--- Start of Quoted text ---

Yah I know, a whacky idea.


----------



## aaron61

Yes,that was stupid...sorry!
I am seriously concerned about doing everything correctly then having someone do a soil sample later and blaming us for the existing contamination.
Do you really see this as about $150 a day. How much does a water collection system cost and how much is a pollution rider for insurance??


----------



## DeanV

I have not got the pollution ride yet, but was told it is $1500. From what I have read here, that is one of the lower prices. If you do more than 1 million in sales it is higher.

For collection, I guess it depends on if you can construct some kind of plastic sheeting on wooden frames to collect and funnel the water into buckets. The water collection stuff I have seen is based on the water from power washing running onto hard surfaces and being directed to a water collection vacuum type device. For what we deal with, I do not see those vacuum systems working well.

So far, I have $1000 into a HEPA vac, sander, and discs. (Festool, figured if I was buying something for dust collection of hazardous materials I might as well get one of the best rated systems including the Festool sanders). I can see a couple more sanders in my future, a couple longer hoses (need to be able to get up 3 stories on a lot of the older homes). Festool anti-static hoses (so they do not collect dust) are NOT CHEAP. Over $100 for the hoses. I think I will get a hose splitter as well so two workers can run sanders off one vacuum. Once the vacuum and sanders are all purchased and everything is set up with the accessories I need, I think I will have over 2000 into sanders and vacuum.



I still think vegetation killing is going to be a problem. If you elevation the plastic to be above plants, then you cannot work on it. They want the plastic flat on the ground as much as possible as well, since if you have it all up and down and uneven, chips are more likely to blow off the plastic. The elevated edge they want you to make with a 2x4 or whatever will not help hold chips if the plastic is higher than the edge.

I think it was in CA a few years back, but there was somewhere that either did or was going to start recycling sewage water directly into drinking water.

I know the first job I do the cost of doing it will be under estimated, but will hopefully provide a baseline. Miles of plastic, caution tape, warning signs, etc.

One thing that the EPA also has not factored into the cost is risk. There is WAY too much risk to price these jobs at our normal prices in the end. If you are going to do a lot of this work, you would almost have to price the risk of getting a fine to the job and try to get a "war chest" saved up in case you get hit for infractions.


----------



## daArch

Aaron,

I was not thinking about water collection in that cost. Sorry. And that was just an example of what one would say to the HO. Once everyone gets systems in place, they can figure more accurate per diem costs. 

Dean,

I am wondering in the EPA is going out in the field and being more worried about the guys who are not following EXACT procedures or about the guys who are obviously not certified and not doing ANY containment.

I have a feeling that if they see the EPA firm registration number, the plastic on the ground, the yellow tape, and the containment being dealt with, they will move on to the house with grinders and torches and no plastic.

But that's just my optimism speaking


----------



## DeanV

Dean,

I am wondering in the EPA is going out in the field and being more worried about the guys who are not following EXACT procedures or about the guys who are obviously not certified and not doing ANY containment.

I have a feeling that if they see the EPA firm registration number, the plastic on the ground, the yellow tape, and the containment being dealt with, they will move on to the house with grinders and torches and no plastic.

--- End of Quoted text ---
--- Start of Given information ---

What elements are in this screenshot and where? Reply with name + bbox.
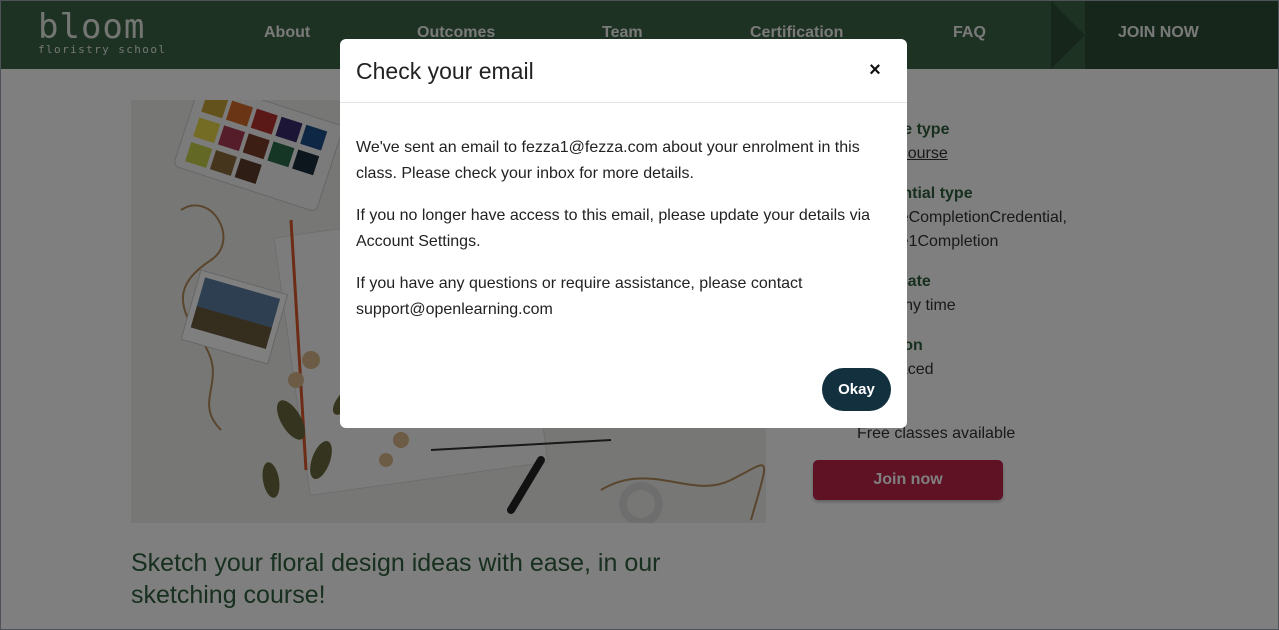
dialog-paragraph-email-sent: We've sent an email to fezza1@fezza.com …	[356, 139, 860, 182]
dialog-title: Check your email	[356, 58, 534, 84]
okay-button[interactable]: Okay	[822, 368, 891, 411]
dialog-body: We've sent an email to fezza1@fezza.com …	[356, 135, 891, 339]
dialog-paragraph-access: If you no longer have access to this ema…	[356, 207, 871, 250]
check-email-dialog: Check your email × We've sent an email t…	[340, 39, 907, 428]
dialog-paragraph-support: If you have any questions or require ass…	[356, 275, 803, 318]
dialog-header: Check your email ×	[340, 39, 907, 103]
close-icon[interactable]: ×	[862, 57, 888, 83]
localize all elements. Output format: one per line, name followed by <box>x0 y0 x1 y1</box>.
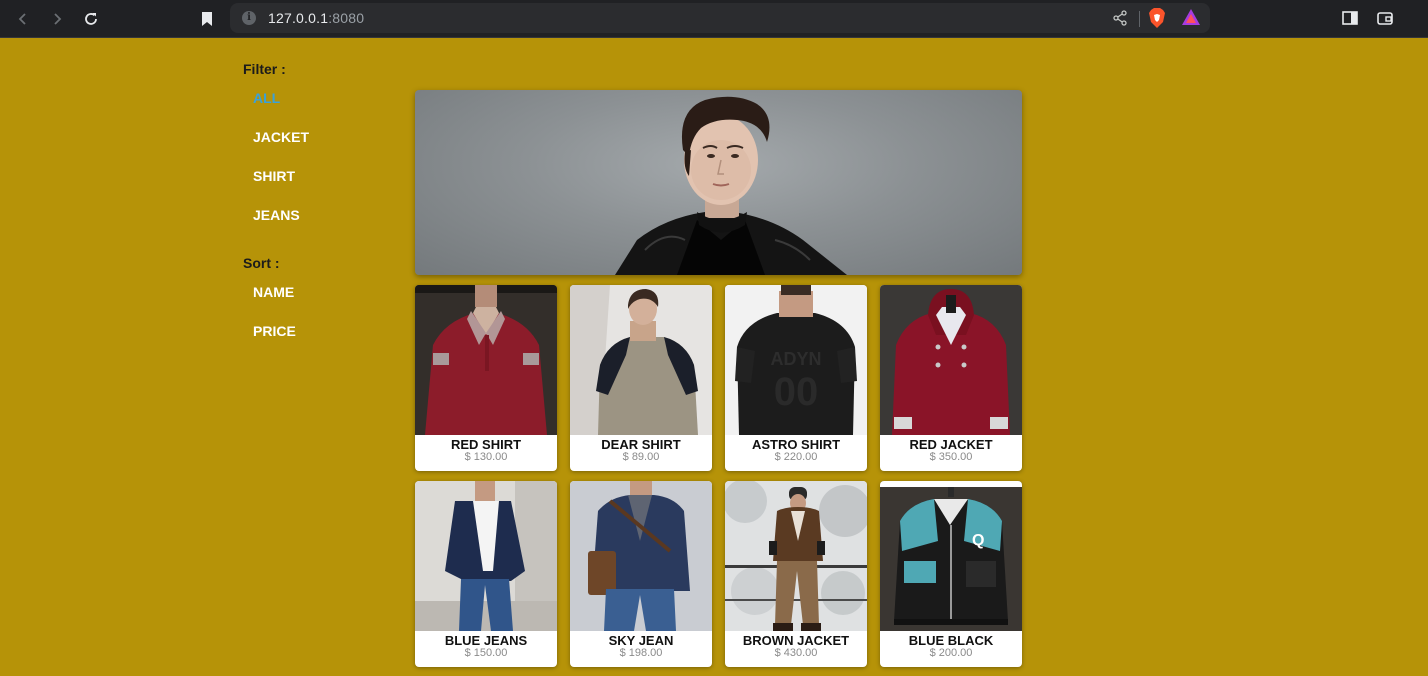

--- End of Given information ---
--- Start of Given information ---

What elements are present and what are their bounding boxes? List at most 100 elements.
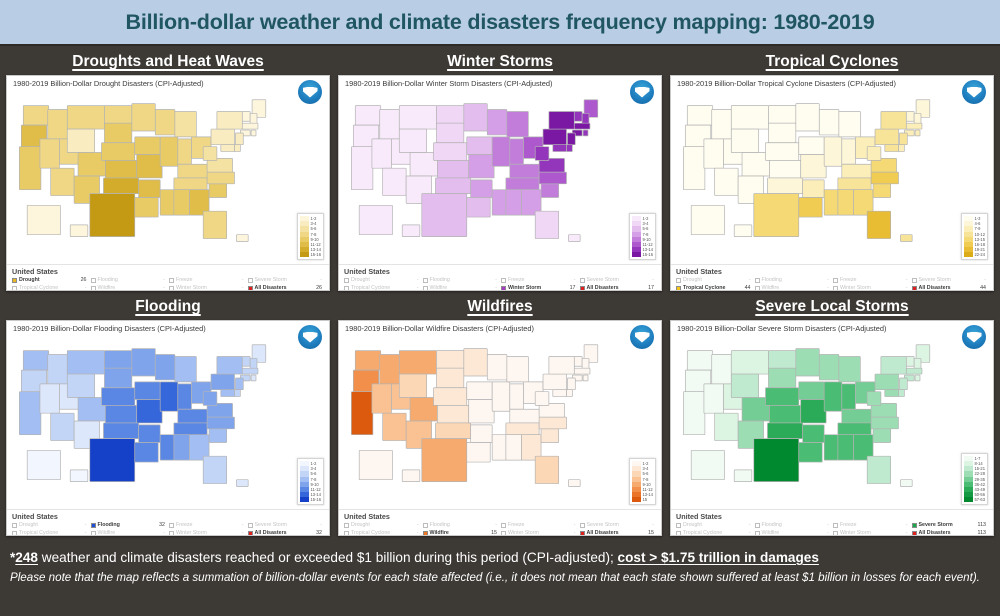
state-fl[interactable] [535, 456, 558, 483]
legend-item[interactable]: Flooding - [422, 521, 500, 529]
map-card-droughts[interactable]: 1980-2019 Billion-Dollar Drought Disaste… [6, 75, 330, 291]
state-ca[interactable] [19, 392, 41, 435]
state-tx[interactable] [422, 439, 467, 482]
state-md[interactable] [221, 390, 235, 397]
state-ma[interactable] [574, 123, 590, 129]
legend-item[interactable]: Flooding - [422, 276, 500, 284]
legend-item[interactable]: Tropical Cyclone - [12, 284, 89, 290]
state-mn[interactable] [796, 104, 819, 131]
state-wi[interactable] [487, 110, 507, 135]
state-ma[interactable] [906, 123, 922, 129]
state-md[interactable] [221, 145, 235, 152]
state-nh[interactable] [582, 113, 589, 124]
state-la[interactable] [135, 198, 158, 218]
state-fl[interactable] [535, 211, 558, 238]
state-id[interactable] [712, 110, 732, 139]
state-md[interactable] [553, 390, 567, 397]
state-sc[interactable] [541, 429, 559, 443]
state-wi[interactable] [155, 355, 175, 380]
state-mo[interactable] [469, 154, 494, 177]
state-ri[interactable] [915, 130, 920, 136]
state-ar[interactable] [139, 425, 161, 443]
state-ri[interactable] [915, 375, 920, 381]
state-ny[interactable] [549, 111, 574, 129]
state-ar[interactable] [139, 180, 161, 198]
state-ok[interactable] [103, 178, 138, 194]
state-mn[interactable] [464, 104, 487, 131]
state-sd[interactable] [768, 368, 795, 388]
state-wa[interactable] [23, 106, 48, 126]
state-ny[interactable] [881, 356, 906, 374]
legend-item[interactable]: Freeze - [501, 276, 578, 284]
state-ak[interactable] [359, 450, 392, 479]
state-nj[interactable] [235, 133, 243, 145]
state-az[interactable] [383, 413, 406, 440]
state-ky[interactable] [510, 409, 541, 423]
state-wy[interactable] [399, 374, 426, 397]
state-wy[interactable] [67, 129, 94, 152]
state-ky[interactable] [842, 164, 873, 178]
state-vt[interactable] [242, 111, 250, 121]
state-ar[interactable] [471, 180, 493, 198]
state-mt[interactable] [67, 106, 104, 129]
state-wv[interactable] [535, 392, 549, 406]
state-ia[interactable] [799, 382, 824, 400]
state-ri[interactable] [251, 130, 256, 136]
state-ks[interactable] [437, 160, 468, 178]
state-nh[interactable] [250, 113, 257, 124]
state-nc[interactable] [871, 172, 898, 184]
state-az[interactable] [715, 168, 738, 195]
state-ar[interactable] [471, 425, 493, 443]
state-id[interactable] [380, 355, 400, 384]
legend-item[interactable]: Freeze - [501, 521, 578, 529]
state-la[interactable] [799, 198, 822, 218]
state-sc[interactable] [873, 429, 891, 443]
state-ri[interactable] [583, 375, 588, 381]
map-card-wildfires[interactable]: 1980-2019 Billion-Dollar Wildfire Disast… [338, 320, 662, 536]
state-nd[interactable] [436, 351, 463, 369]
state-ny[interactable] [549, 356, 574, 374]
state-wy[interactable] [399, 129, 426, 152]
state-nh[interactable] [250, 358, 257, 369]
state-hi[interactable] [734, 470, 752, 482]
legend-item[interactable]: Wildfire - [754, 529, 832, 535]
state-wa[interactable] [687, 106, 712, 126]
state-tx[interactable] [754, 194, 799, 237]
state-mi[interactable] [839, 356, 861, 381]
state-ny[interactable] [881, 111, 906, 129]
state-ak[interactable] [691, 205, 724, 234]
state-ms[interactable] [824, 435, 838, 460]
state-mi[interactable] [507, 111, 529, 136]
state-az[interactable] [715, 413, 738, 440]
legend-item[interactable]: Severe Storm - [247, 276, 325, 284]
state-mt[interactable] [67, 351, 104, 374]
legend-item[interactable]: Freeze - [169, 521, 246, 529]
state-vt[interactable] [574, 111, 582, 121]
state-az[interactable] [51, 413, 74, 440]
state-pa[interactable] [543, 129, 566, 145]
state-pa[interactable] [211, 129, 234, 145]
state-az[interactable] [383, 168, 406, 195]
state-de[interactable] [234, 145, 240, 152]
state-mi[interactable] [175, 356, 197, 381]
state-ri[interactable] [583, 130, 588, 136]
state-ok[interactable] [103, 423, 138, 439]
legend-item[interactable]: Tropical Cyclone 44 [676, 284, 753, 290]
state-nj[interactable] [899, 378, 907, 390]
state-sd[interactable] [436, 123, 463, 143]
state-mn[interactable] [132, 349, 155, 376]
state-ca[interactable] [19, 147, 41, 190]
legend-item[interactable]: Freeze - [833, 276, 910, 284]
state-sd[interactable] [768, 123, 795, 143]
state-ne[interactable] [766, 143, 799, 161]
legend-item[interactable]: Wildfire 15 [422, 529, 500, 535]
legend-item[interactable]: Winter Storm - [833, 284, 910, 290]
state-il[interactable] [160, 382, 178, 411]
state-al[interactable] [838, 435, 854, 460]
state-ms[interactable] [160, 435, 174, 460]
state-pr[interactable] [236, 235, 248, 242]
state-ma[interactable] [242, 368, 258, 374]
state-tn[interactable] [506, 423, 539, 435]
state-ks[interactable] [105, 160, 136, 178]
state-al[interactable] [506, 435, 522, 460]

--- End of Given information ---

◆ **What is asked**:
**a)** Say whether each statement agrees with the forum thread, answering yes or no and quoting the words from the thread that decide it: (i) DeanV was told the pollution rider would cost $1500. (ii) DeanV expects vacuum-type water collection systems to work well for the jobs they handle. (iii) daArch included water collection in the cost mentioned earlier.
**b)** Carry the forum thread forward from the point where it stops.
The records are separate material and are not part of the forum thread.

◆ **Answers to each task**:
**a)**
(i) Yes: "I have not got the pollution ride yet, but was told it is $1500."
(ii) No: "For what we deal with, I do not see those vacuum systems working well."
(iii) No: "I was not thinking about water collection in that cost."

**b)**
But that's just my optimism speaking[/quote]

But if that is the truth, it would not hurt as much, so the RRP program would not be working!:jester:


----------



## aaron61

The exteriors are where my biggest concerns are.This is where most of the change in procedure will be for us.I have a question on procedure. I just left a potential customer(exterior).Provided them with our proposal.Their home tested positive for lead.I left her the pamphlet to go over and told her I would need her signature in order for us to do the project for her.Do you guys wait there for them to read it and get a sign off then or do you do as I did and leave it?
I also explained to her that there will be an $250 for containment costs. I'm sure, like others have stated, that the first 1 will be a learning curve for pricing and I will probably loose money!!!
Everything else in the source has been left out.